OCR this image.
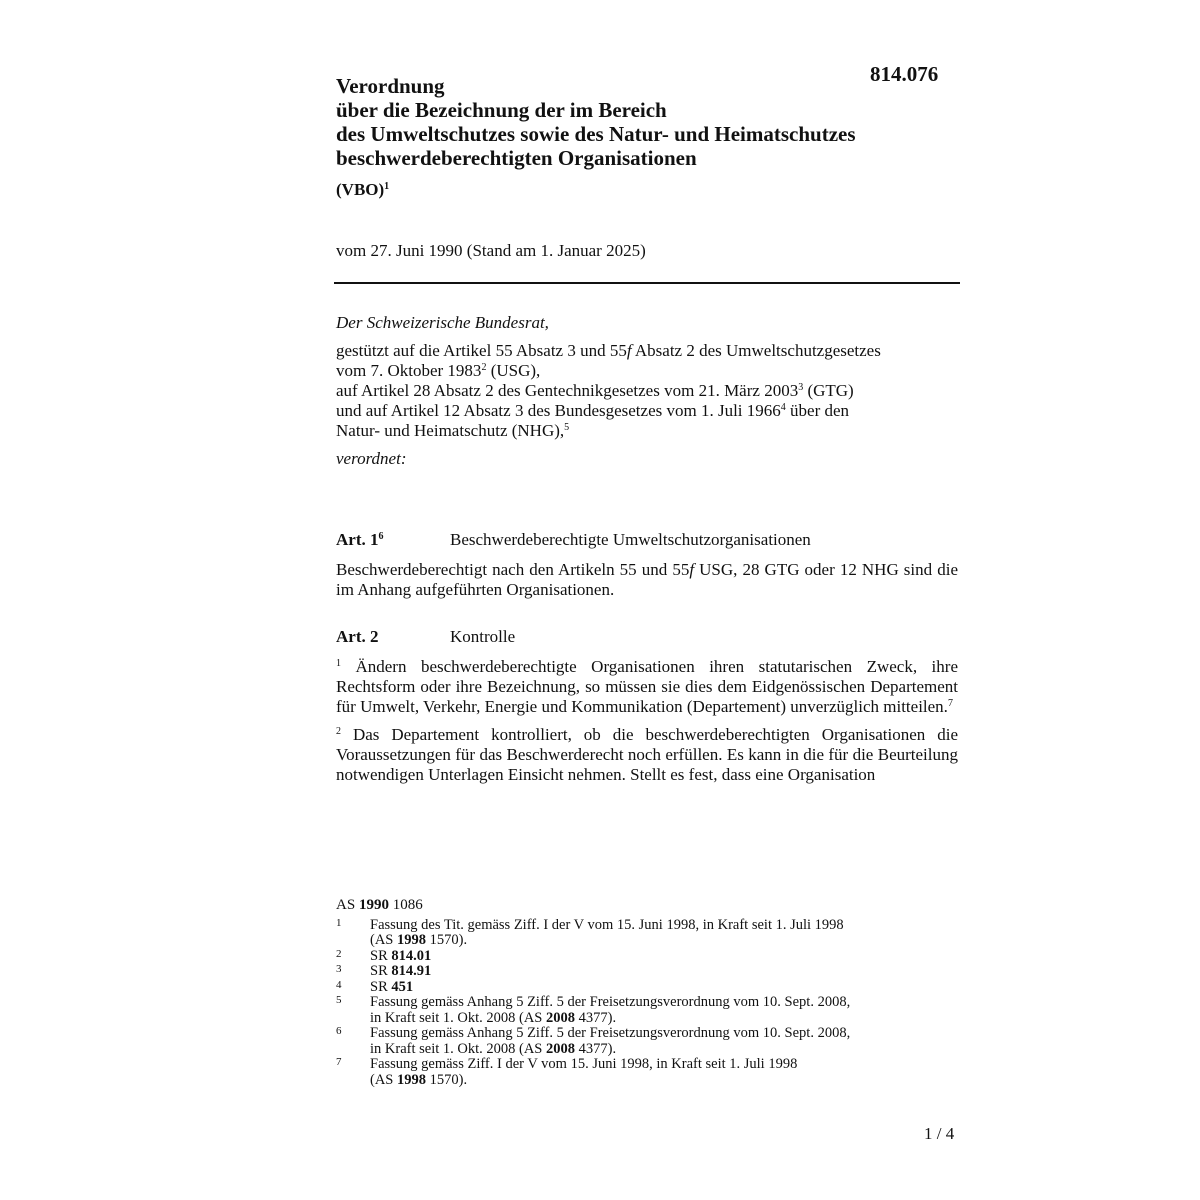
814.076
Verordnung
über die Bezeichnung der im Bereich
des Umweltschutzes sowie des Natur- und Heimatschutzes
beschwerdeberechtigten Organisationen
(VBO)$^1$
vom 27. Juni 1990 (Stand am 1. Januar 2025)
Der Schweizerische Bundesrat,
gestützt auf die Artikel 55 Absatz 3 und 55f Absatz 2 des Umweltschutzgesetzes
vom 7. Oktober 1983$^2$ (USG),
auf Artikel 28 Absatz 2 des Gentechnikgesetzes vom 21. März 2003$^3$ (GTG)
und auf Artikel 12 Absatz 3 des Bundesgesetzes vom 1. Juli 1966$^4$ über den
Natur- und Heimatschutz (NHG),$^5$
verordnet:
Art. $1^6$	Beschwerdeberechtigte Umweltschutzorganisationen
Beschwerdeberechtigt nach den Artikeln 55 und 55f USG, 28 GTG oder 12 NHG sind die im Anhang aufgeführten Organisationen.
Art. 2	Kontrolle
$^1$ Ändern beschwerdeberechtigte Organisationen ihren statutarischen Zweck, ihre Rechtsform oder ihre Bezeichnung, so müssen sie dies dem Eidgenössischen Departement für Umwelt, Verkehr, Energie und Kommunikation (Departement) unverzüglich mitteilen.$^7$
$^2$ Das Departement kontrolliert, ob die beschwerdeberechtigten Organisationen die Voraussetzungen für das Beschwerderecht noch erfüllen. Es kann in die für die Beurteilung notwendigen Unterlagen Einsicht nehmen. Stellt es fest, dass eine Organisation
AS 1990 1086
1 Fassung des Tit. gemäss Ziff. I der V vom 15. Juni 1998, in Kraft seit 1. Juli 1998
(AS 1998 1570).
2 SR 814.01
3 SR 814.91
4 SR 451
5 Fassung gemäss Anhang 5 Ziff. 5 der Freisetzungsverordnung vom 10. Sept. 2008,
in Kraft seit 1. Okt. 2008 (AS 2008 4377).
6 Fassung gemäss Anhang 5 Ziff. 5 der Freisetzungsverordnung vom 10. Sept. 2008,
in Kraft seit 1. Okt. 2008 (AS 2008 4377).
7 Fassung gemäss Ziff. I der V vom 15. Juni 1998, in Kraft seit 1. Juli 1998
(AS 1998 1570).
1 / 4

::::

Required work |
Go through the material and select each line with the string "gemäss" in it.

Result for this exercise |
1 Fassung des Tit. gemäss Ziff. I der V vom 15. Juni 1998, in Kraft seit 1. Juli 1998
5 Fassung gemäss Anhang 5 Ziff. 5 der Freisetzungsverordnung vom 10. Sept. 2008,
6 Fassung gemäss Anhang 5 Ziff. 5 der Freisetzungsverordnung vom 10. Sept. 2008,
7 Fassung gemäss Ziff. I der V vom 15. Juni 1998, in Kraft seit 1. Juli 1998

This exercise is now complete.